(TASK REQUIREMENTS)
Reproduce the entries word for word, and omit any picture you find in them.

(MATERIAL FOR THE TASK)
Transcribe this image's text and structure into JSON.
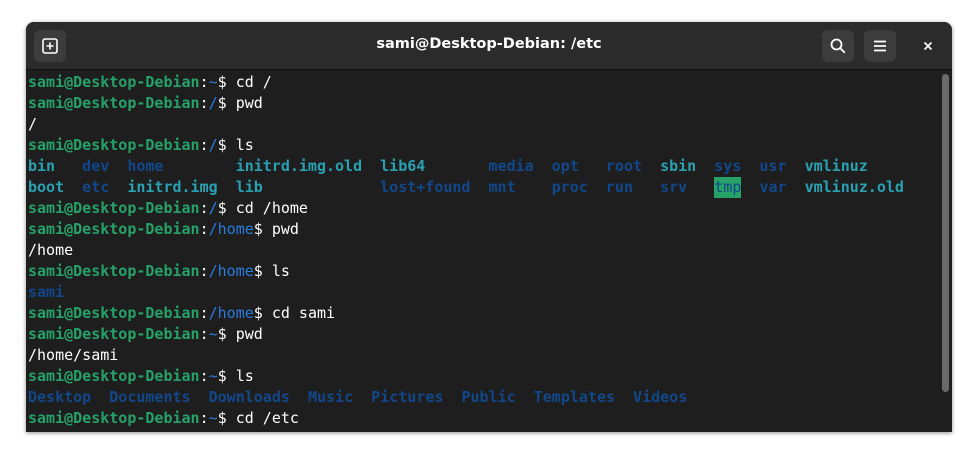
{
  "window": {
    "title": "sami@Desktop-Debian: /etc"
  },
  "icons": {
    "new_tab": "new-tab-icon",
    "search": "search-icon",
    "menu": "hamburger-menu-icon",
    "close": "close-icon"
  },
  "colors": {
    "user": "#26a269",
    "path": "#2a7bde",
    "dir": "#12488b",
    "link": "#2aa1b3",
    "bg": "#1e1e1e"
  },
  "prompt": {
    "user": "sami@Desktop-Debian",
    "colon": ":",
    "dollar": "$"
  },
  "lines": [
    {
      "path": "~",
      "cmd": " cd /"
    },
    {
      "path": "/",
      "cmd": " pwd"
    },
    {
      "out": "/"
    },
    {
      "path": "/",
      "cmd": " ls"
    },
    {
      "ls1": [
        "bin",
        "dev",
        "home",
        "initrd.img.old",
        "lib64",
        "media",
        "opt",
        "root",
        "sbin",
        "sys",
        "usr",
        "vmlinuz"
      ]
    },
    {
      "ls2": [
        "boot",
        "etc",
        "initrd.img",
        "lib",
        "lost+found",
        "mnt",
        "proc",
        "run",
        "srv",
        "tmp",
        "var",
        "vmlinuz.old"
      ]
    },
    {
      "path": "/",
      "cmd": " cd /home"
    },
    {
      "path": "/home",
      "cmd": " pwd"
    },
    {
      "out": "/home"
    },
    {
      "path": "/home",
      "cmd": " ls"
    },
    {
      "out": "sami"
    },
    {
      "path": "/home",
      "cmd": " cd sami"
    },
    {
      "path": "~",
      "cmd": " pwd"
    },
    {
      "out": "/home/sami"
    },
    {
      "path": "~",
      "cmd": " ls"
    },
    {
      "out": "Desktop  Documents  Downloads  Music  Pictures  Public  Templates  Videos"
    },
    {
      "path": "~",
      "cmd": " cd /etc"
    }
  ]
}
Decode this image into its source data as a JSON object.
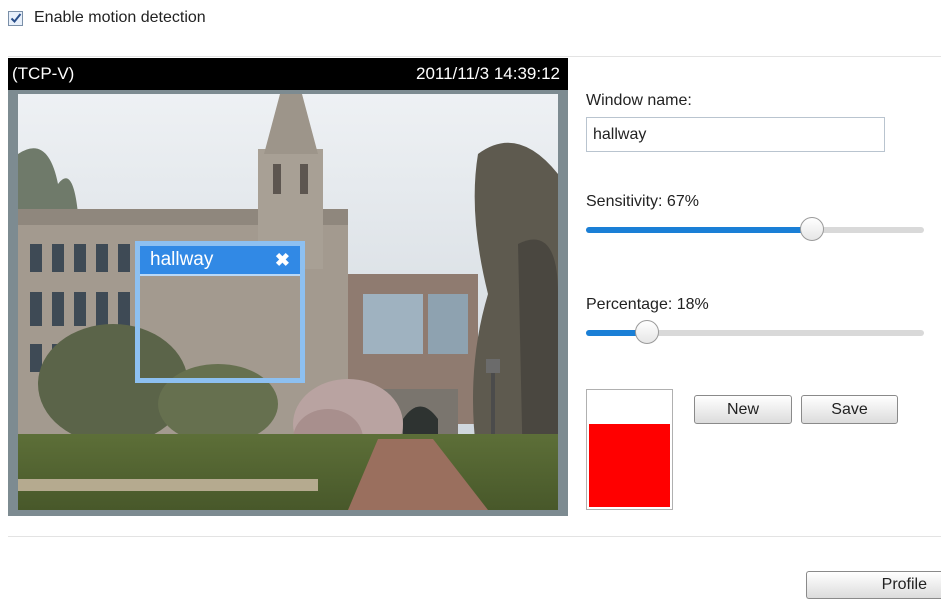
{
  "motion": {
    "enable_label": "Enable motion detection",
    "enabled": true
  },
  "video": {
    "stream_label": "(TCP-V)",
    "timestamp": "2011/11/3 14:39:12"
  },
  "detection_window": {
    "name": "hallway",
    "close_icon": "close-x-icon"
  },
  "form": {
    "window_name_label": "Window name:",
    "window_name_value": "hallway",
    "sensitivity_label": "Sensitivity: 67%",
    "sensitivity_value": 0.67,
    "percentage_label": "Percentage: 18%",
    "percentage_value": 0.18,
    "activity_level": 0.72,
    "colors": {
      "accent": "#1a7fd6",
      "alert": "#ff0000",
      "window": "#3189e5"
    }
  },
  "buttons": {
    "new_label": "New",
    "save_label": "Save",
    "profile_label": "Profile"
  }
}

(EXPECTED ANSWER)
Transcribe this image's text and structure into JSON.
{
  "window": {
    "title": "sami@Desktop-Debian: /etc"
  },
  "icons": {
    "new_tab": "new-tab-icon",
    "search": "search-icon",
    "menu": "hamburger-menu-icon",
    "close": "close-icon"
  },
  "colors": {
    "user": "#26a269",
    "path": "#2a7bde",
    "dir": "#12488b",
    "link": "#2aa1b3",
    "bg": "#1e1e1e"
  },
  "prompt": {
    "user": "sami@Desktop-Debian",
    "colon": ":",
    "dollar": "$"
  },
  "lines": [
    {
      "path": "~",
      "cmd": " cd /"
    },
    {
      "path": "/",
      "cmd": " pwd"
    },
    {
      "out": "/"
    },
    {
      "path": "/",
      "cmd": " ls"
    },
    {
      "ls1": [
        "bin",
        "dev",
        "home",
        "initrd.img.old",
        "lib64",
        "media",
        "opt",
        "root",
        "sbin",
        "sys",
        "usr",
        "vmlinuz"
      ]
    },
    {
      "ls2": [
        "boot",
        "etc",
        "initrd.img",
        "lib",
        "lost+found",
        "mnt",
        "proc",
        "run",
        "srv",
        "tmp",
        "var",
        "vmlinuz.old"
      ]
    },
    {
      "path": "/",
      "cmd": " cd /home"
    },
    {
      "path": "/home",
      "cmd": " pwd"
    },
    {
      "out": "/home"
    },
    {
      "path": "/home",
      "cmd": " ls"
    },
    {
      "out": "sami"
    },
    {
      "path": "/home",
      "cmd": " cd sami"
    },
    {
      "path": "~",
      "cmd": " pwd"
    },
    {
      "out": "/home/sami"
    },
    {
      "path": "~",
      "cmd": " ls"
    },
    {
      "out": "Desktop  Documents  Downloads  Music  Pictures  Public  Templates  Videos"
    },
    {
      "path": "~",
      "cmd": " cd /etc"
    }
  ]
}
Decode this image into its source data as a JSON object.
{
  "motion": {
    "enable_label": "Enable motion detection",
    "enabled": true
  },
  "video": {
    "stream_label": "(TCP-V)",
    "timestamp": "2011/11/3 14:39:12"
  },
  "detection_window": {
    "name": "hallway",
    "close_icon": "close-x-icon"
  },
  "form": {
    "window_name_label": "Window name:",
    "window_name_value": "hallway",
    "sensitivity_label": "Sensitivity: 67%",
    "sensitivity_value": 0.67,
    "percentage_label": "Percentage: 18%",
    "percentage_value": 0.18,
    "activity_level": 0.72,
    "colors": {
      "accent": "#1a7fd6",
      "alert": "#ff0000",
      "window": "#3189e5"
    }
  },
  "buttons": {
    "new_label": "New",
    "save_label": "Save",
    "profile_label": "Profile"
  }
}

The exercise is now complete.